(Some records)
* START *

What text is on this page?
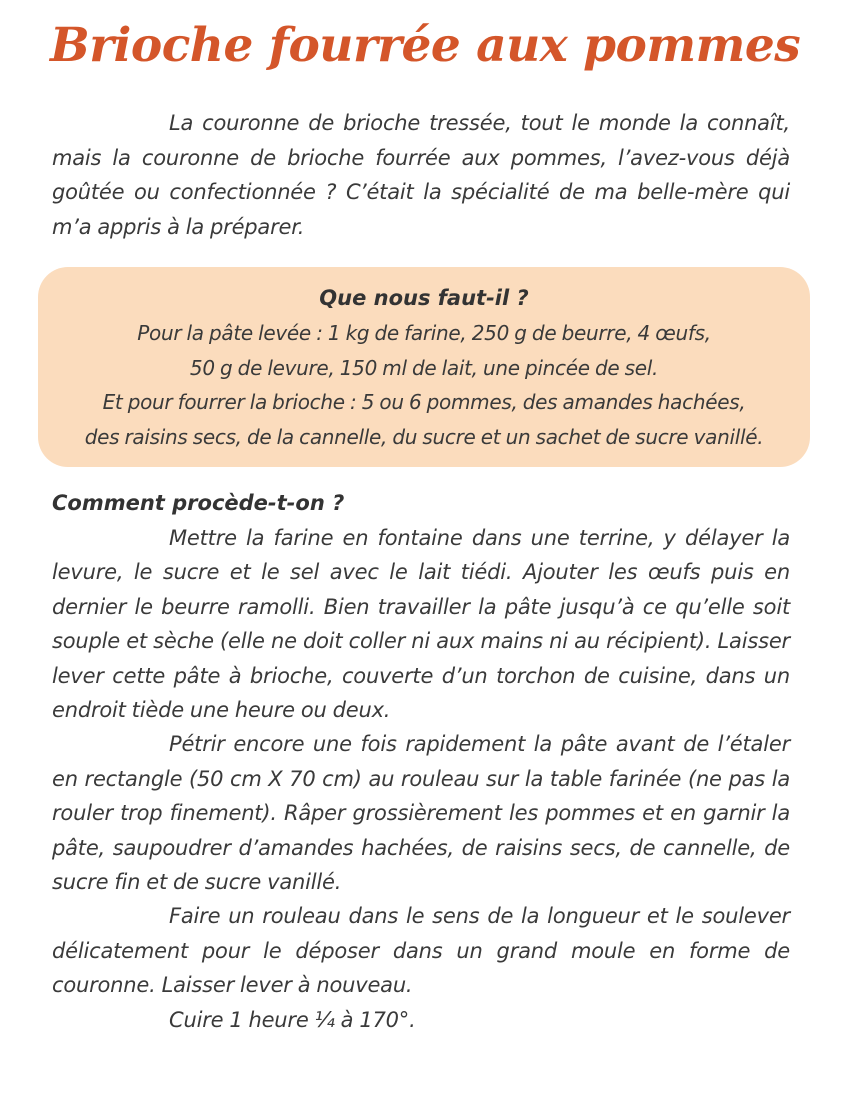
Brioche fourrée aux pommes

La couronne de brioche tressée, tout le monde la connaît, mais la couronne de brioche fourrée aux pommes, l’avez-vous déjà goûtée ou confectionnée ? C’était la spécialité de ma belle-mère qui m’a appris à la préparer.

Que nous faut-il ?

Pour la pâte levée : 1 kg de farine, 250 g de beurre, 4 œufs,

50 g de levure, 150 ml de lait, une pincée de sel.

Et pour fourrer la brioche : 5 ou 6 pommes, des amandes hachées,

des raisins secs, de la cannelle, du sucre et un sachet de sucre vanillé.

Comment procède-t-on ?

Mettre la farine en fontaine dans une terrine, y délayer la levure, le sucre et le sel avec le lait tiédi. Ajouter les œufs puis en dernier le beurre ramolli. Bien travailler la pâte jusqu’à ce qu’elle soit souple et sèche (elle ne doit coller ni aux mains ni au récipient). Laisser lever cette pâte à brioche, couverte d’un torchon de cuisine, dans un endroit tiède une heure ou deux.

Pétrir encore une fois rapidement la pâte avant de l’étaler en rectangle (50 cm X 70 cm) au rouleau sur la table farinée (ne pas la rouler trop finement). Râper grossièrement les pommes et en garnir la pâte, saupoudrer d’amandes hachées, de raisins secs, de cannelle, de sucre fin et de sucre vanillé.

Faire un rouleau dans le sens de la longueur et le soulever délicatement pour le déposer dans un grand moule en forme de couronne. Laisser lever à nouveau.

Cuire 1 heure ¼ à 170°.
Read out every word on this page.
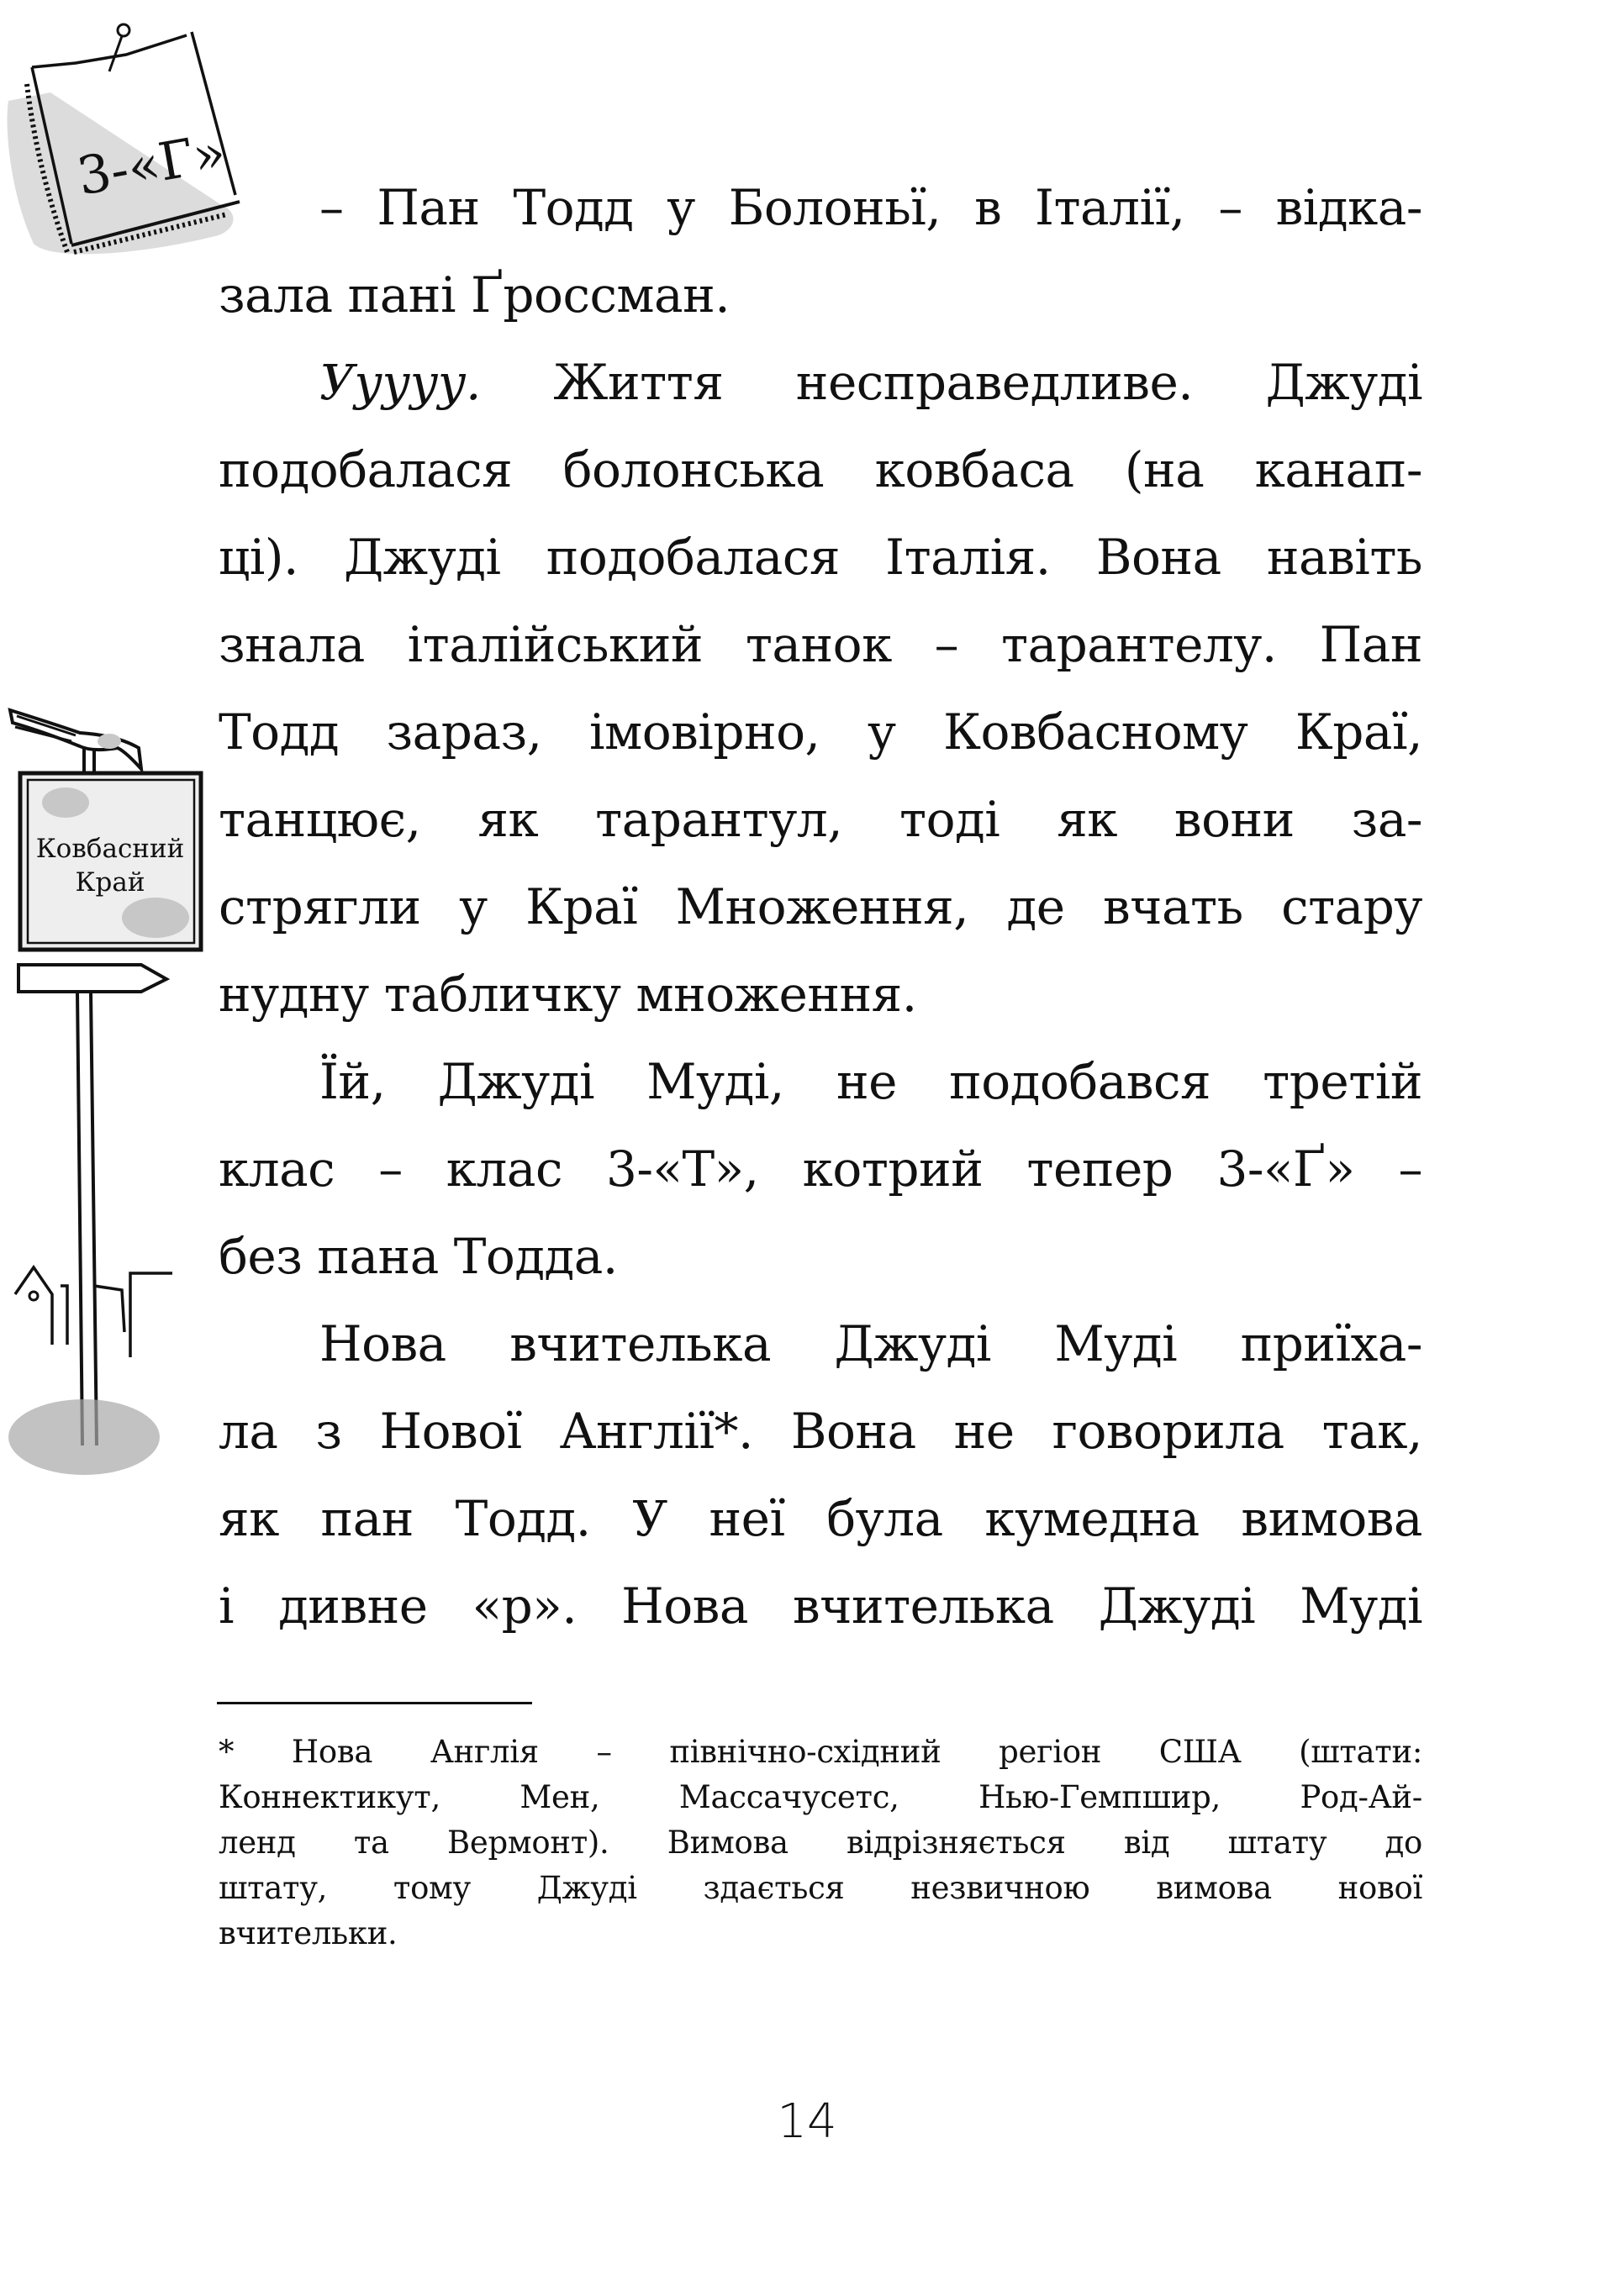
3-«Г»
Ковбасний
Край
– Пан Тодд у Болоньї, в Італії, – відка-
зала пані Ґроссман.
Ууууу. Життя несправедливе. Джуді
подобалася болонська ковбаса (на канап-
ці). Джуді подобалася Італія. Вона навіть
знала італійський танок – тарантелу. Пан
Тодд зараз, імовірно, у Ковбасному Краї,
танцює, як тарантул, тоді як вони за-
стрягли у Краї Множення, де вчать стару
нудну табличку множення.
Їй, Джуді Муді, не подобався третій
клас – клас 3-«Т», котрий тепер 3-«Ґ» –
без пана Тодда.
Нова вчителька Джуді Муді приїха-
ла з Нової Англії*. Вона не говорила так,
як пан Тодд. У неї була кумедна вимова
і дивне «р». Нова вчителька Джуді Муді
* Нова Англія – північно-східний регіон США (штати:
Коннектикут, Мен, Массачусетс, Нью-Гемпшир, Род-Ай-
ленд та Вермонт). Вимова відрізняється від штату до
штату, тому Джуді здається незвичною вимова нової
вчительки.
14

* END *

→ **What you are asked to do**
Where a line holds "Laisser", copy that line.

→ **Worked solution**
Mettre la farine en fontaine dans une terrine, y délayer la levure, le sucre et le sel avec le lait tiédi. Ajouter les œufs puis en dernier le beurre ramolli. Bien travailler la pâte jusqu’à ce qu’elle soit souple et sèche (elle ne doit coller ni aux mains ni au récipient). Laisser lever cette pâte à brioche, couverte d’un torchon de cuisine, dans un endroit tiède une heure ou deux.
Faire un rouleau dans le sens de la longueur et le soulever délicatement pour le déposer dans un grand moule en forme de couronne. Laisser lever à nouveau.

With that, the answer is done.